▸ PROBLEM REQUIREMENTS:
Pick out every line that holds the string "часов" and copy it.

[Records excerpted from a collection]

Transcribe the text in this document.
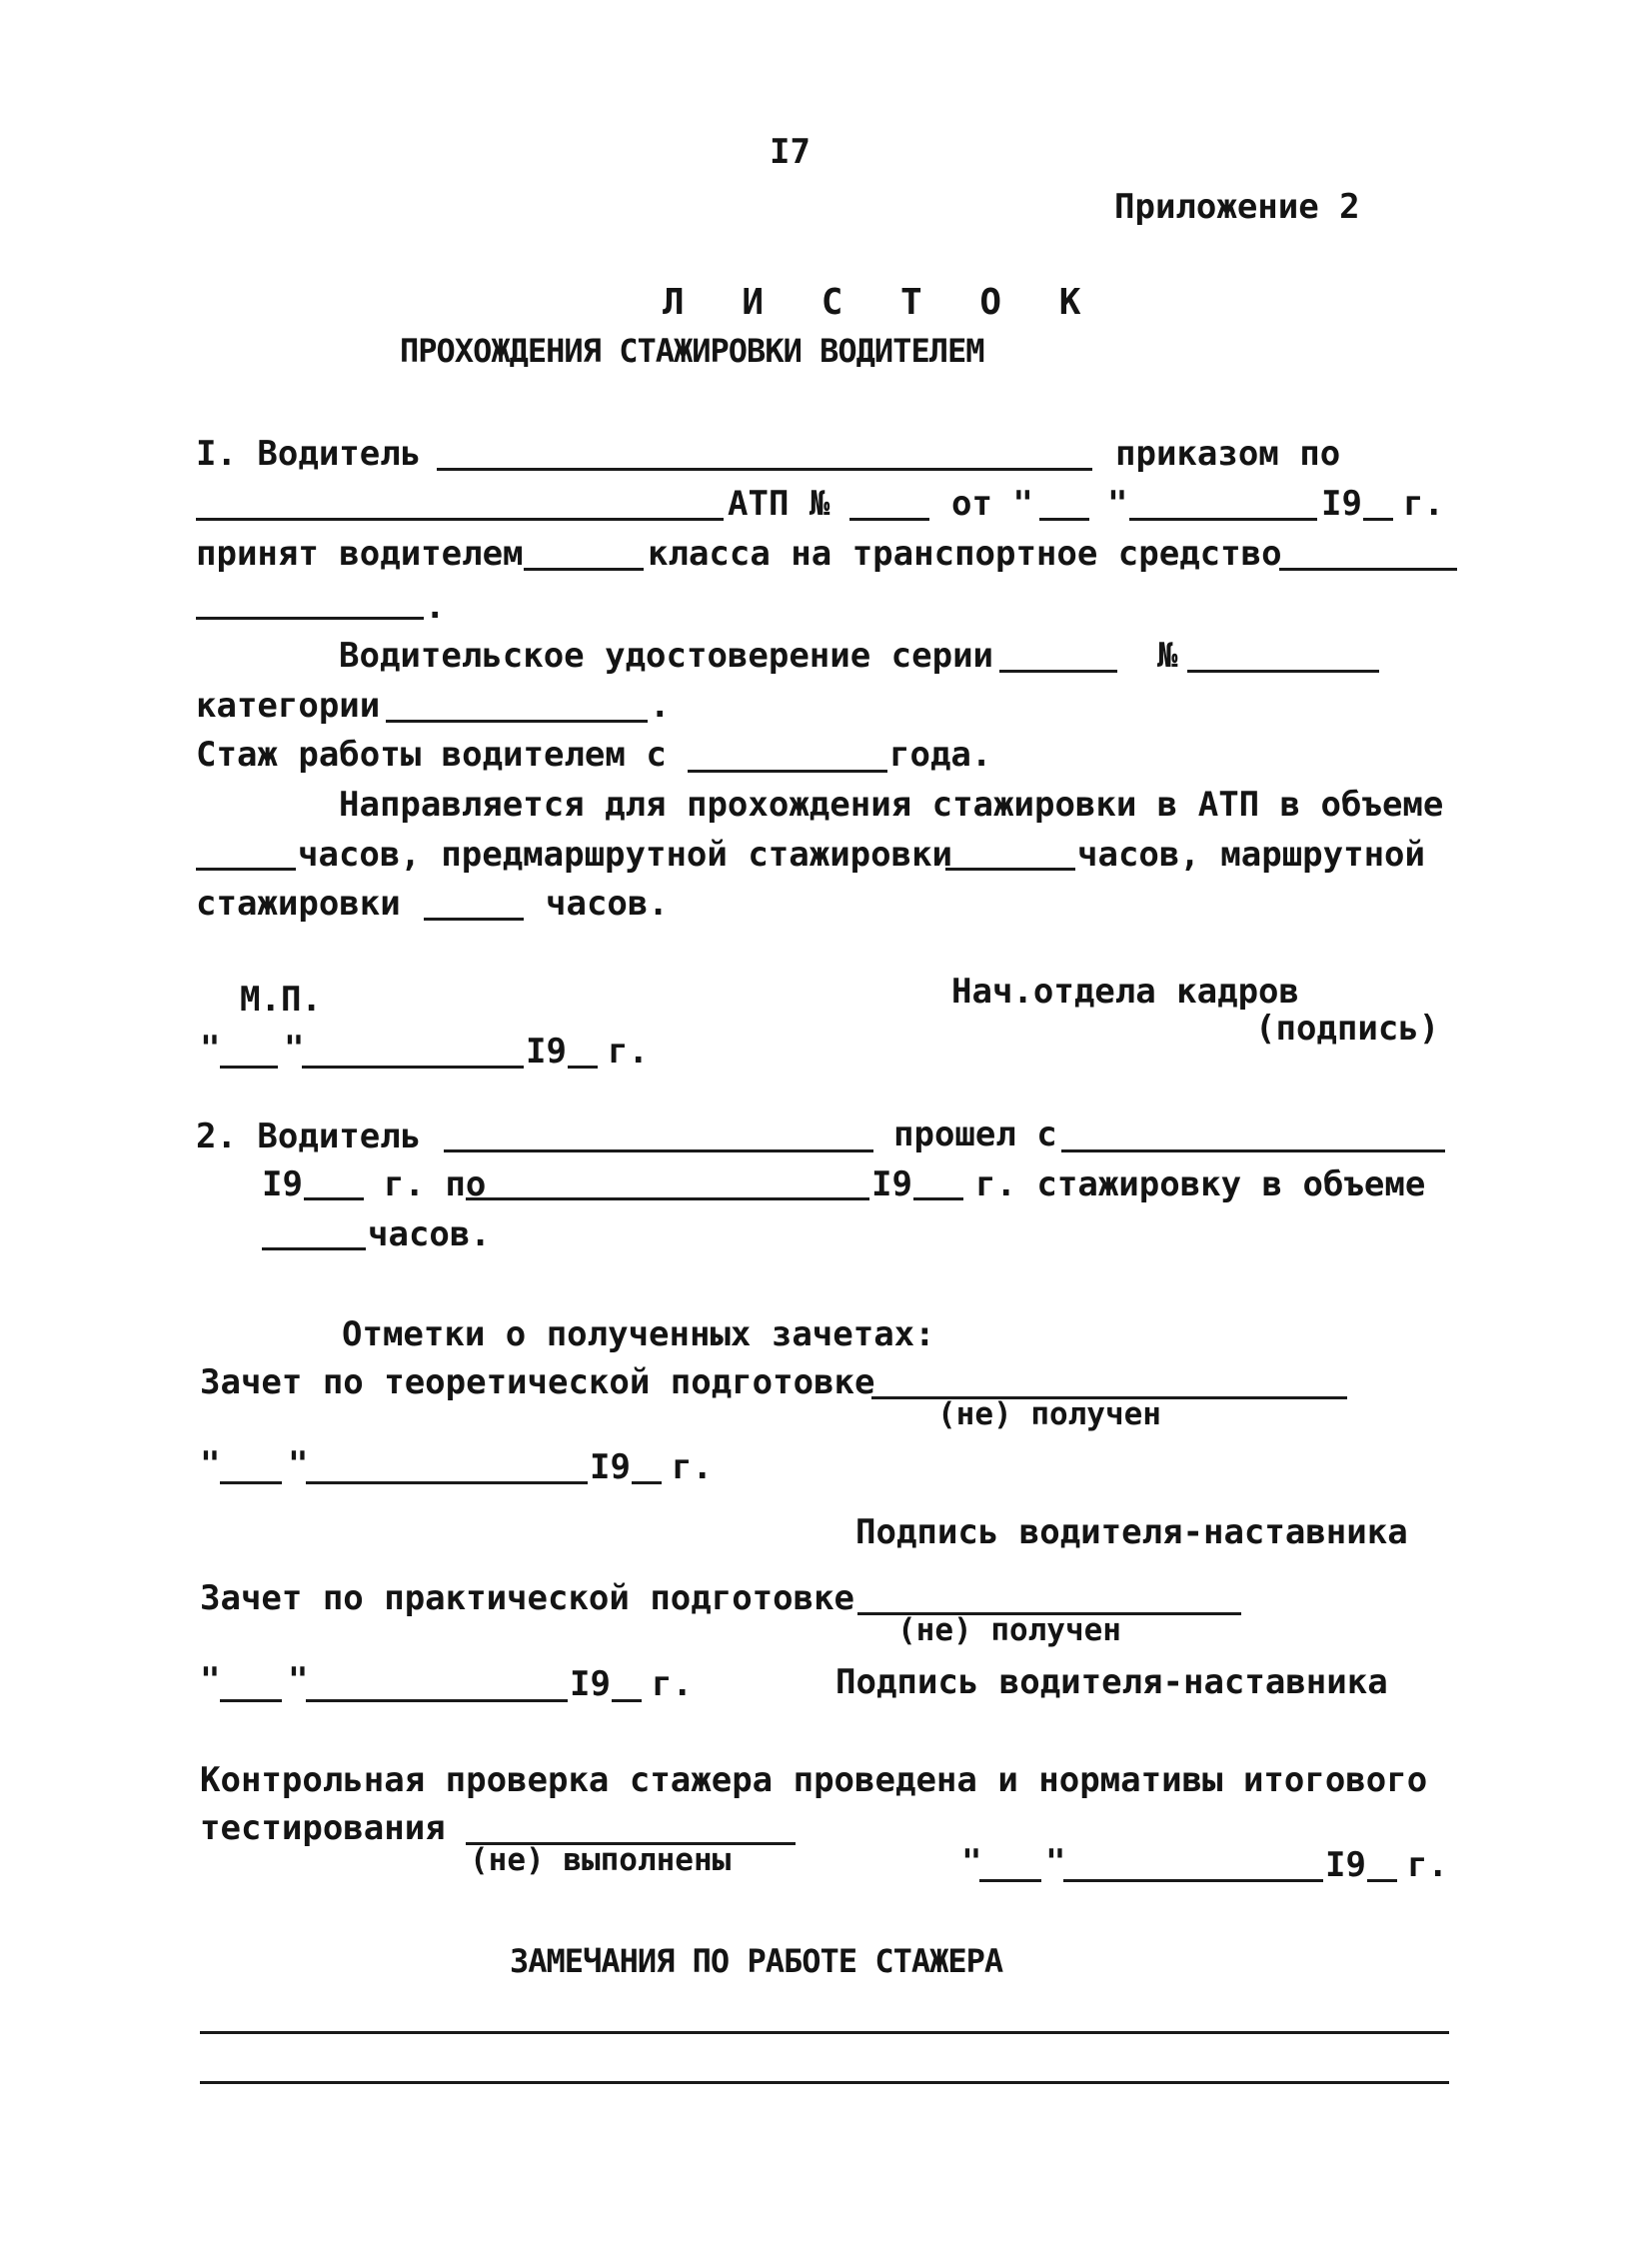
I7
Приложение 2
Л И С Т О К
ПРОХОЖДЕНИЯ СТАЖИРОВКИ ВОДИТЕЛЕМ
I. Водитель	приказом по
АТП №	от " "	I9 г.
принят водителем	класса на транспортное средство
.
Водительское удостоверение серии	№
категории	.
Стаж работы водителем с	года.
Направляется для прохождения стажировки в АТП в объеме
часов, предмаршрутной стажировки	часов, маршрутной
стажировки	часов.
М.П.	Нач.отдела кадров
(подпись)
" "	I9 г.
2. Водитель	прошел с
I9 г. по	I9 г. стажировку в объеме
часов.
Отметки о полученных зачетах:
Зачет по теоретической подготовке
(не) получен
" "	I9 г.
Подпись водителя-наставника
Зачет по практической подготовке
(не) получен
" "	I9 г.	Подпись водителя-наставника
Контрольная проверка стажера проведена и нормативы итогового
тестирования
(не) выполнены	" "	I9 г.
ЗАМЕЧАНИЯ ПО РАБОТЕ СТАЖЕРА
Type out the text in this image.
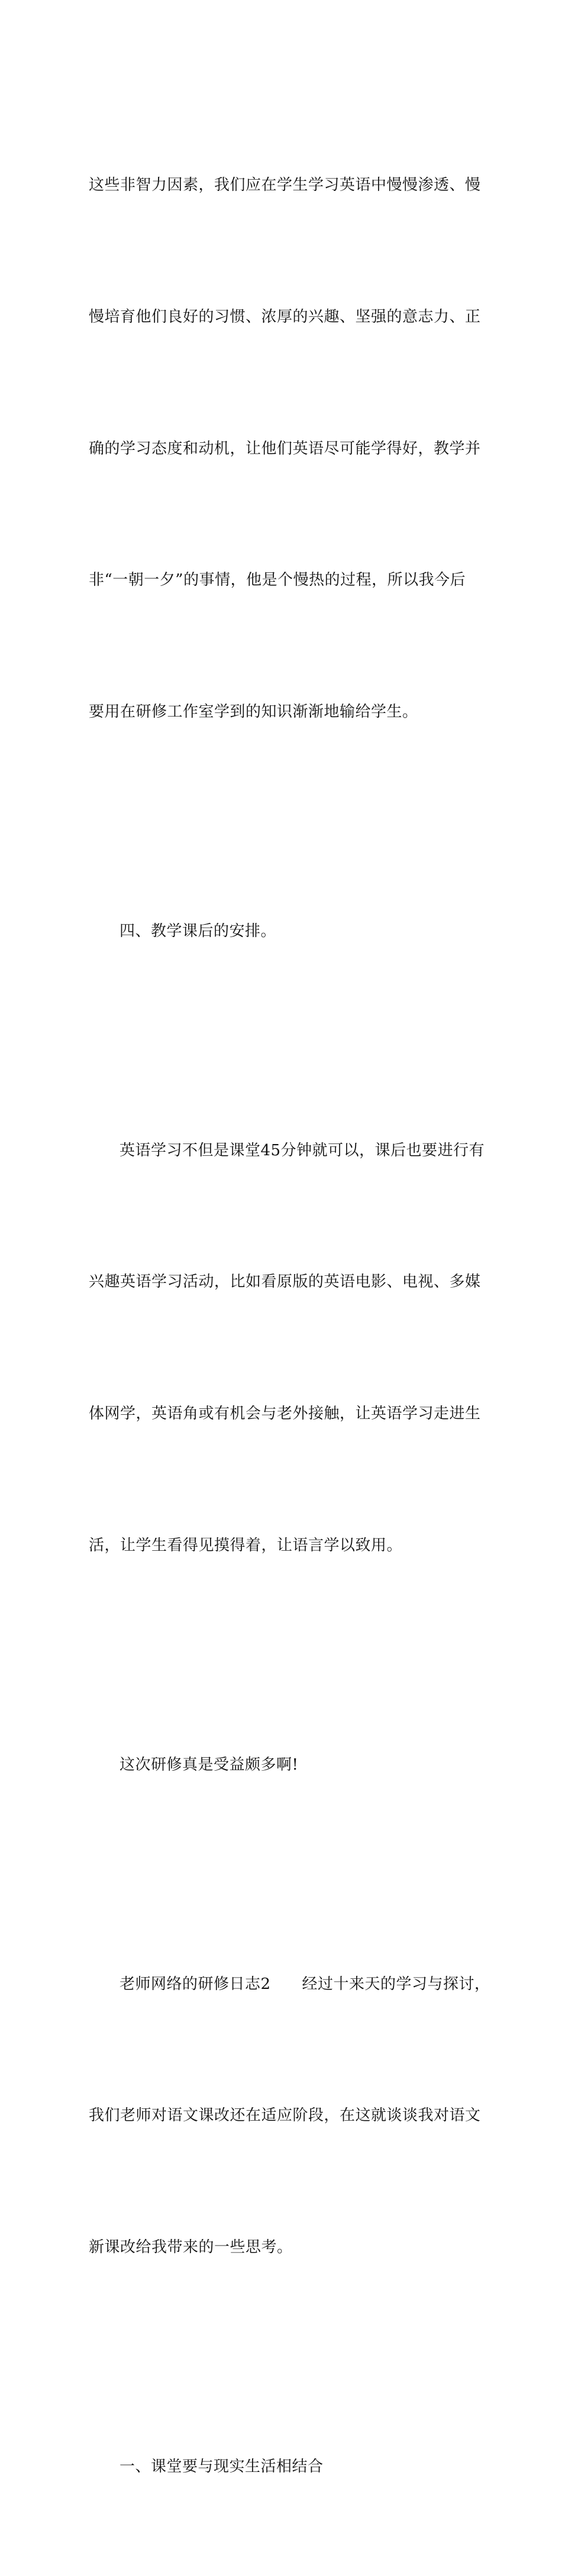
这些非智力因素，我们应在学生学习英语中慢慢渗透、慢

慢培育他们良好的习惯、浓厚的兴趣、坚强的意志力、正

确的学习态度和动机，让他们英语尽可能学得好，教学并

非“一朝一夕”的事情，他是个慢热的过程，所以我今后

要用在研修工作室学到的知识渐渐地输给学生。

四、教学课后的安排。

英语学习不但是课堂45分钟就可以，课后也要进行有

兴趣英语学习活动，比如看原版的英语电影、电视、多媒

体网学，英语角或有机会与老外接触，让英语学习走进生

活，让学生看得见摸得着，让语言学以致用。

这次研修真是受益颇多啊!

老师网络的研修日志2　　经过十来天的学习与探讨，

我们老师对语文课改还在适应阶段，在这就谈谈我对语文

新课改给我带来的一些思考。

一、课堂要与现实生活相结合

▸ REPLY:
часов, предмаршрутной стажировки	часов, маршрутной
стажировки	часов.
часов.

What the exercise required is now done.